───── DATA PROVIDED ─────

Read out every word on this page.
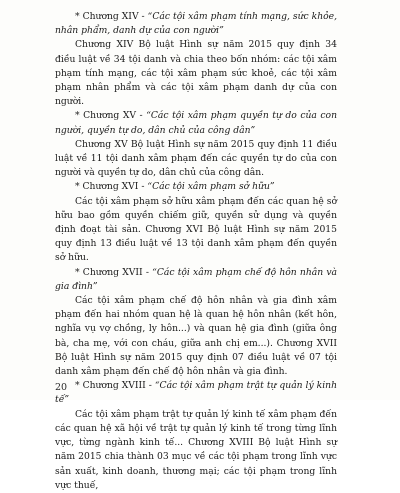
* Chương XIV - “Các tội xâm phạm tính mạng, sức khỏe, nhân phẩm, danh dự của con người”

Chương XIV Bộ luật Hình sự năm 2015 quy định 34 điều luật về 34 tội danh và chia theo bốn nhóm: các tội xâm phạm tính mạng, các tội xâm phạm sức khoẻ, các tội xâm phạm nhân phẩm và các tội xâm phạm danh dự của con người.

* Chương XV - “Các tội xâm phạm quyền tự do của con người, quyền tự do, dân chủ của công dân”

Chương XV Bộ luật Hình sự năm 2015 quy định 11 điều luật về 11 tội danh xâm phạm đến các quyền tự do của con người và quyền tự do, dân chủ của công dân.

* Chương XVI - “Các tội xâm phạm sở hữu”

Các tội xâm phạm sở hữu xâm phạm đến các quan hệ sở hữu bao gồm quyền chiếm giữ, quyền sử dụng và quyền định đoạt tài sản. Chương XVI Bộ luật Hình sự năm 2015 quy định 13 điều luật về 13 tội danh xâm phạm đến quyền sở hữu.

* Chương XVII - “Các tội xâm phạm chế độ hôn nhân và gia đình”

Các tội xâm phạm chế độ hôn nhân và gia đình xâm phạm đến hai nhóm quan hệ là quan hệ hôn nhân (kết hôn, nghĩa vụ vợ chồng, ly hôn...) và quan hệ gia đình (giữa ông bà, cha mẹ, với con cháu, giữa anh chị em...). Chương XVII Bộ luật Hình sự năm 2015 quy định 07 điều luật về 07 tội danh xâm phạm đến chế độ hôn nhân và gia đình.

* Chương XVIII - “Các tội xâm phạm trật tự quản lý kinh tế”

Các tội xâm phạm trật tự quản lý kinh tế xâm phạm đến các quan hệ xã hội về trật tự quản lý kinh tế trong từng lĩnh vực, từng ngành kinh tế... Chương XVIII Bộ luật Hình sự năm 2015 chia thành 03 mục về các tội phạm trong lĩnh vực sản xuất, kinh doanh, thương mại; các tội phạm trong lĩnh vực thuế,

20
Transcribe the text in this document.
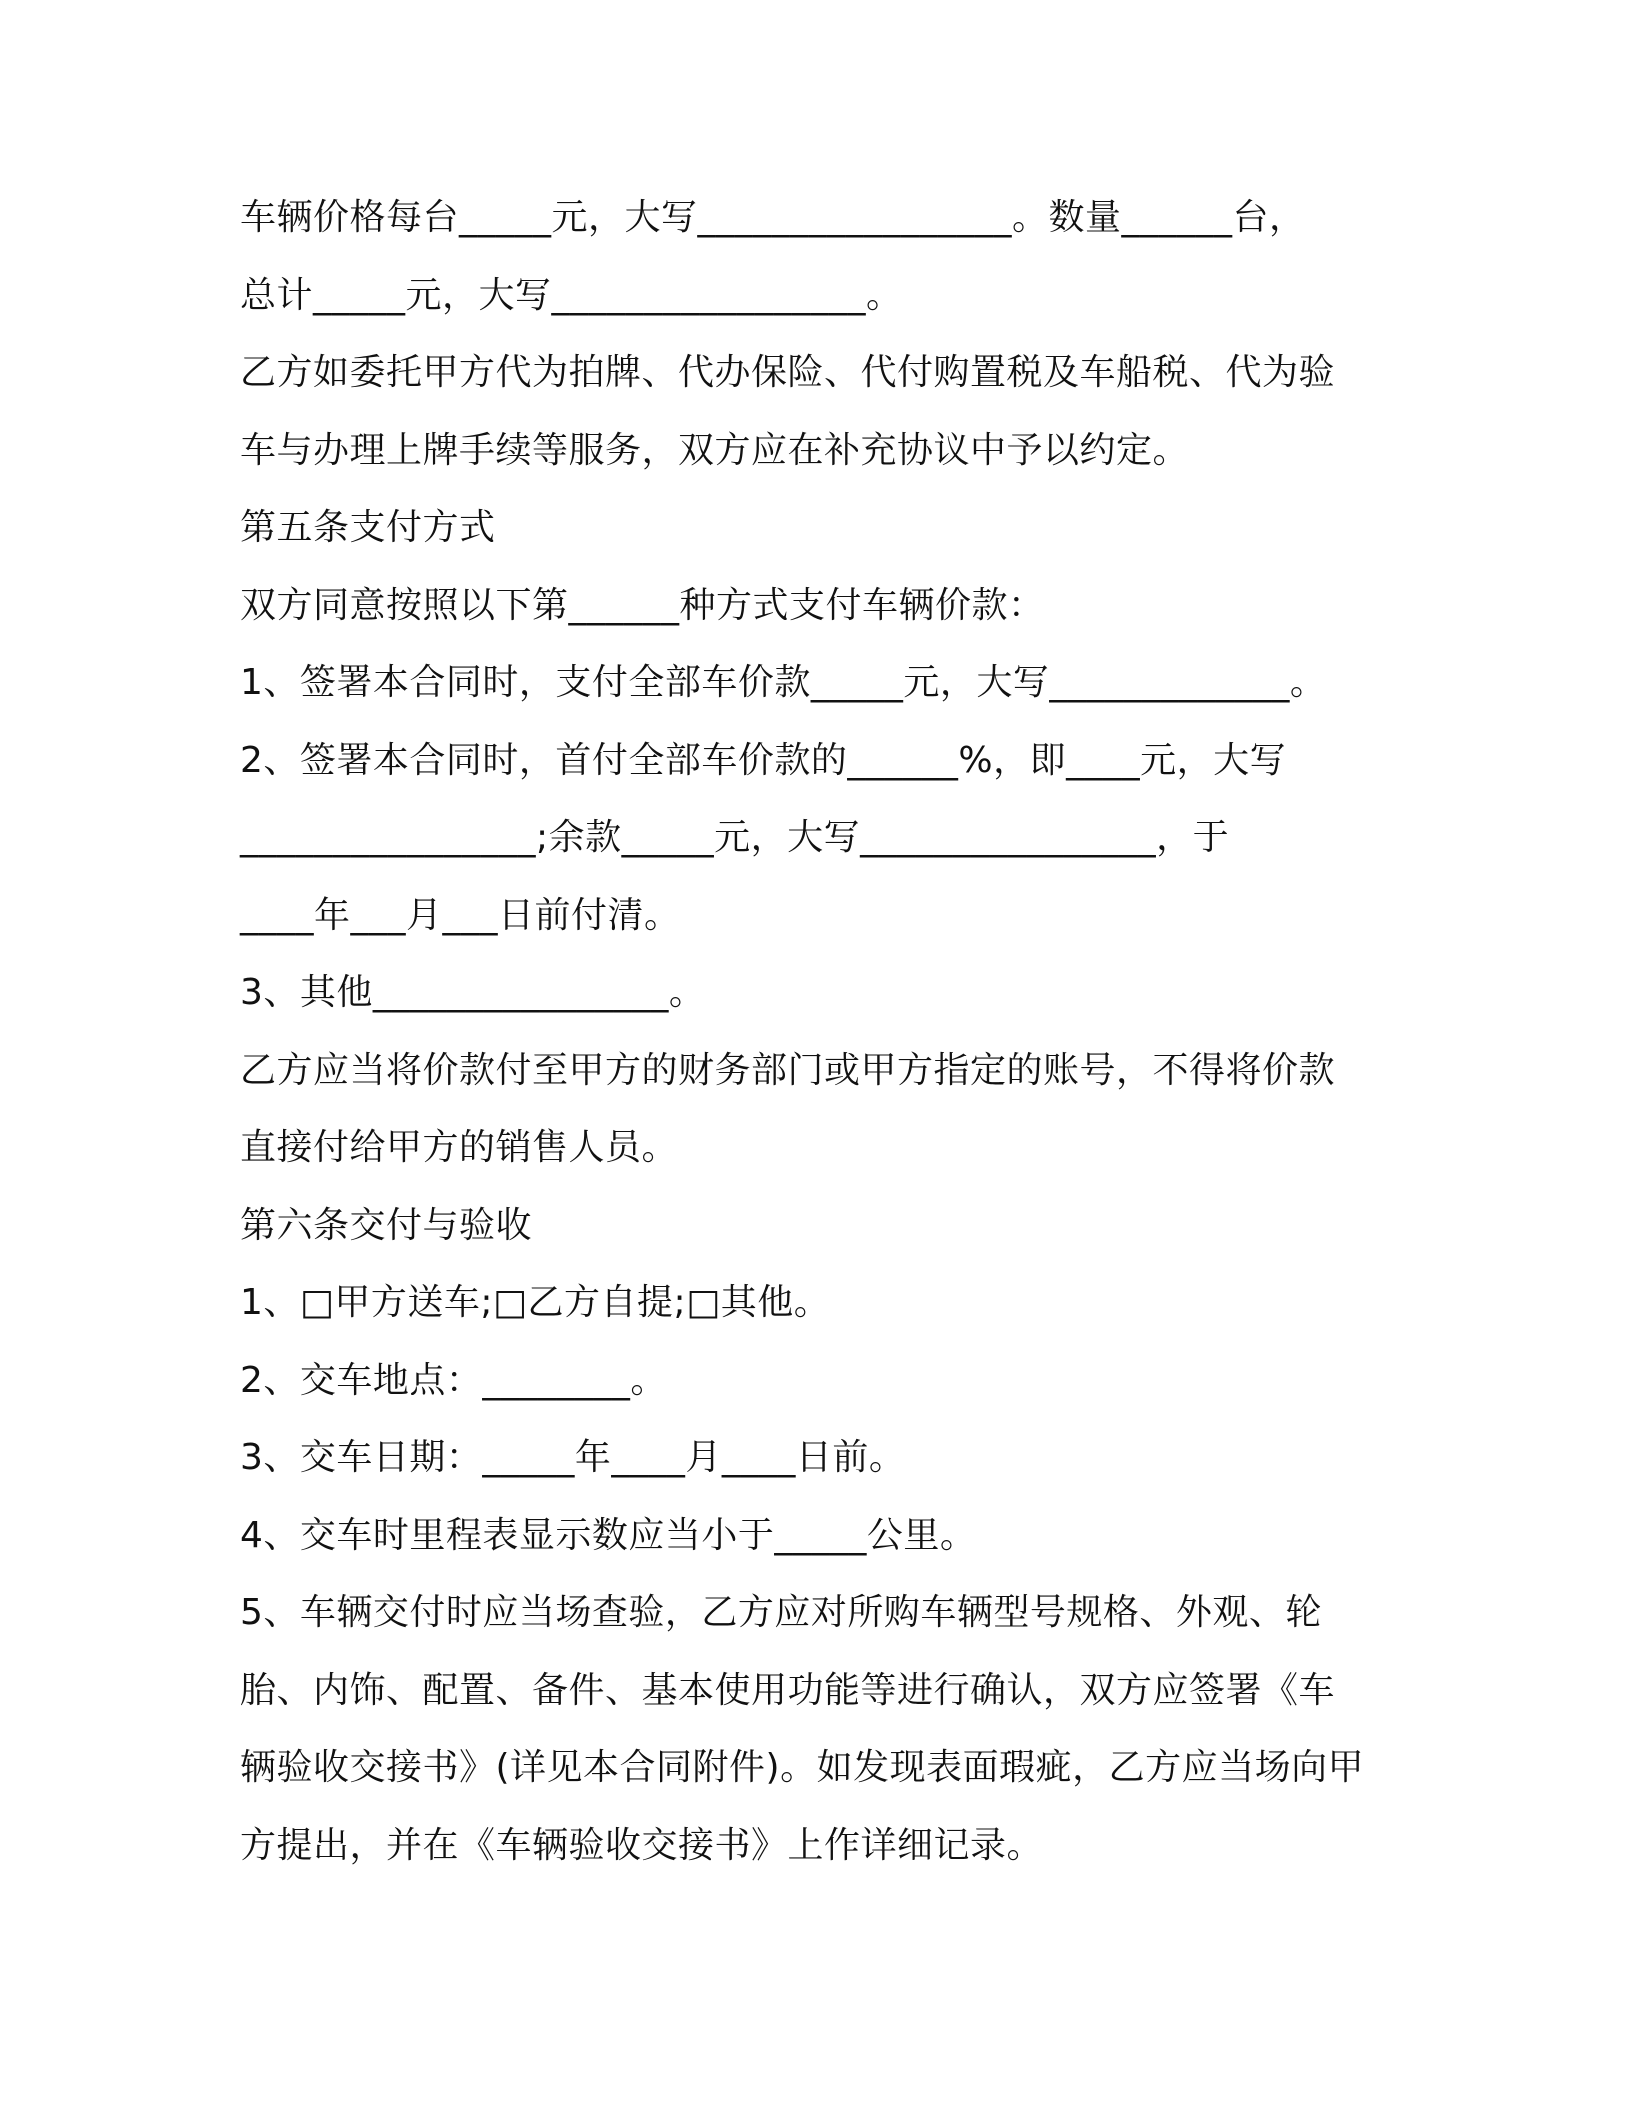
车辆价格每台_____元，大写_________________。数量______台，
总计_____元，大写_________________。
乙方如委托甲方代为拍牌、代办保险、代付购置税及车船税、代为验
车与办理上牌手续等服务，双方应在补充协议中予以约定。
第五条支付方式
双方同意按照以下第______种方式支付车辆价款：
1、签署本合同时，支付全部车价款_____元，大写_____________。
2、签署本合同时，首付全部车价款的______%，即____元，大写
________________;余款_____元，大写________________，于
____年___月___日前付清。
3、其他________________。
乙方应当将价款付至甲方的财务部门或甲方指定的账号，不得将价款
直接付给甲方的销售人员。
第六条交付与验收
1、□甲方送车;□乙方自提;□其他。
2、交车地点：________。
3、交车日期：_____年____月____日前。
4、交车时里程表显示数应当小于_____公里。
5、车辆交付时应当场查验，乙方应对所购车辆型号规格、外观、轮
胎、内饰、配置、备件、基本使用功能等进行确认，双方应签署《车
辆验收交接书》(详见本合同附件)。如发现表面瑕疵，乙方应当场向甲
方提出，并在《车辆验收交接书》上作详细记录。
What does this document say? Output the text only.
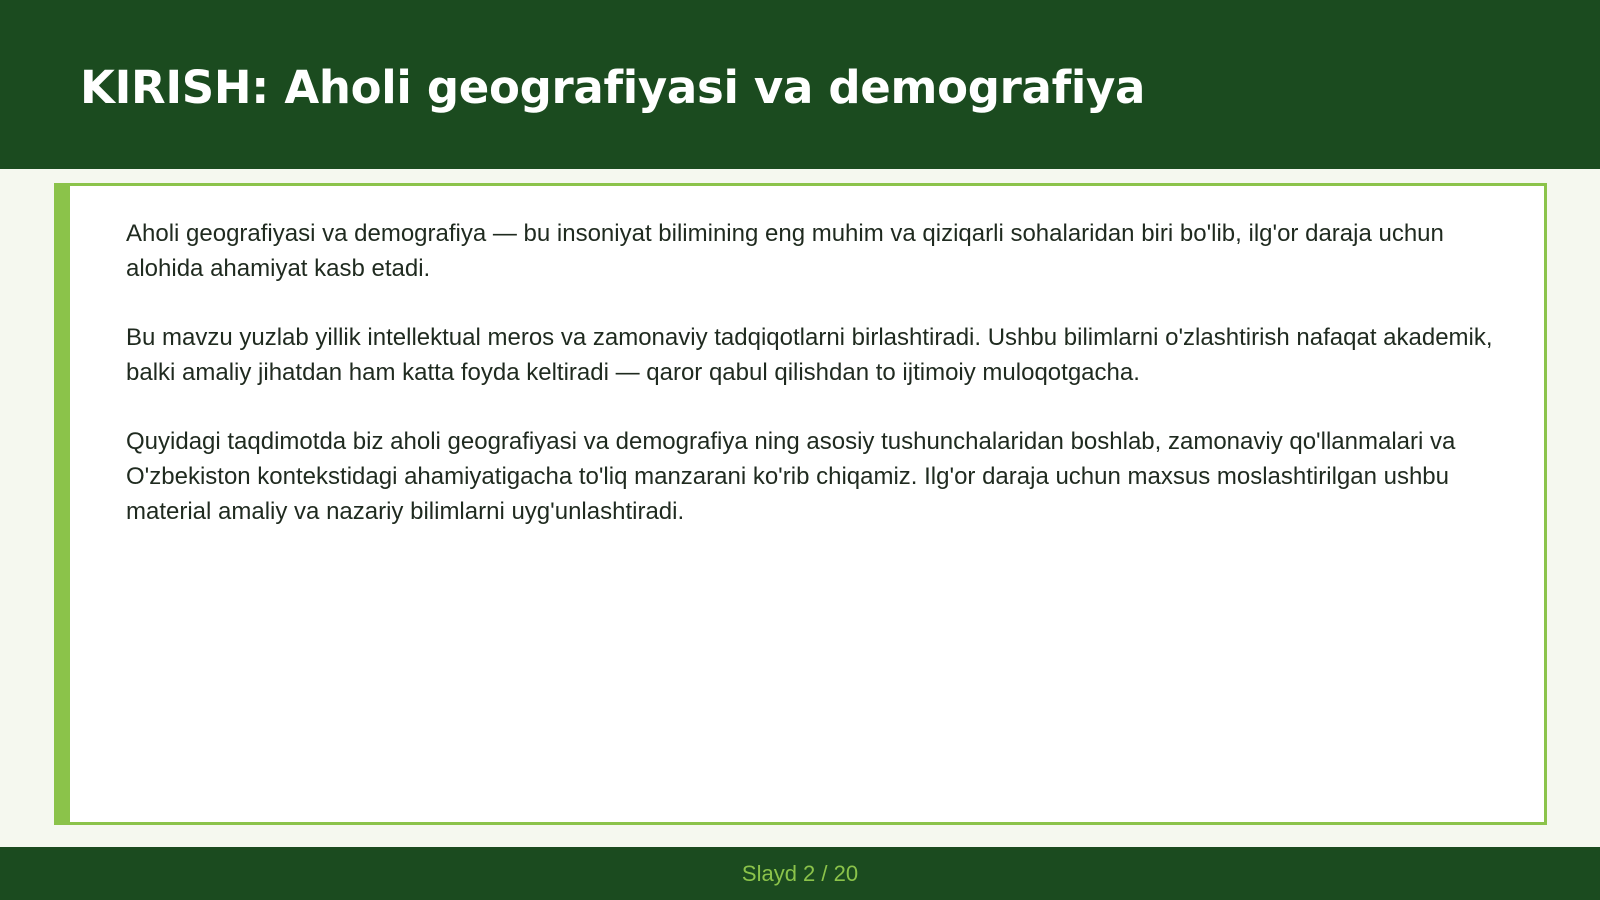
KIRISH: Aholi geografiyasi va demografiya

Aholi geografiyasi va demografiya — bu insoniyat bilimining eng muhim va qiziqarli sohalaridan biri bo'lib, ilg'or daraja uchun alohida ahamiyat kasb etadi.

Bu mavzu yuzlab yillik intellektual meros va zamonaviy tadqiqotlarni birlashtiradi. Ushbu bilimlarni o'zlashtirish nafaqat akademik, balki amaliy jihatdan ham katta foyda keltiradi — qaror qabul qilishdan to ijtimoiy muloqotgacha.

Quyidagi taqdimotda biz aholi geografiyasi va demografiya ning asosiy tushunchalaridan boshlab, zamonaviy qo'llanmalari va O'zbekiston kontekstidagi ahamiyatigacha to'liq manzarani ko'rib chiqamiz. Ilg'or daraja uchun maxsus moslashtirilgan ushbu material amaliy va nazariy bilimlarni uyg'unlashtiradi.

Slayd 2 / 20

─────

AIM OF THE TASK >> From the data above, copy each line that holds "this".

FULL ANSWER >>
Read out every word on this page.
Transcribe the text in this document.
What does this document say? Output the text only.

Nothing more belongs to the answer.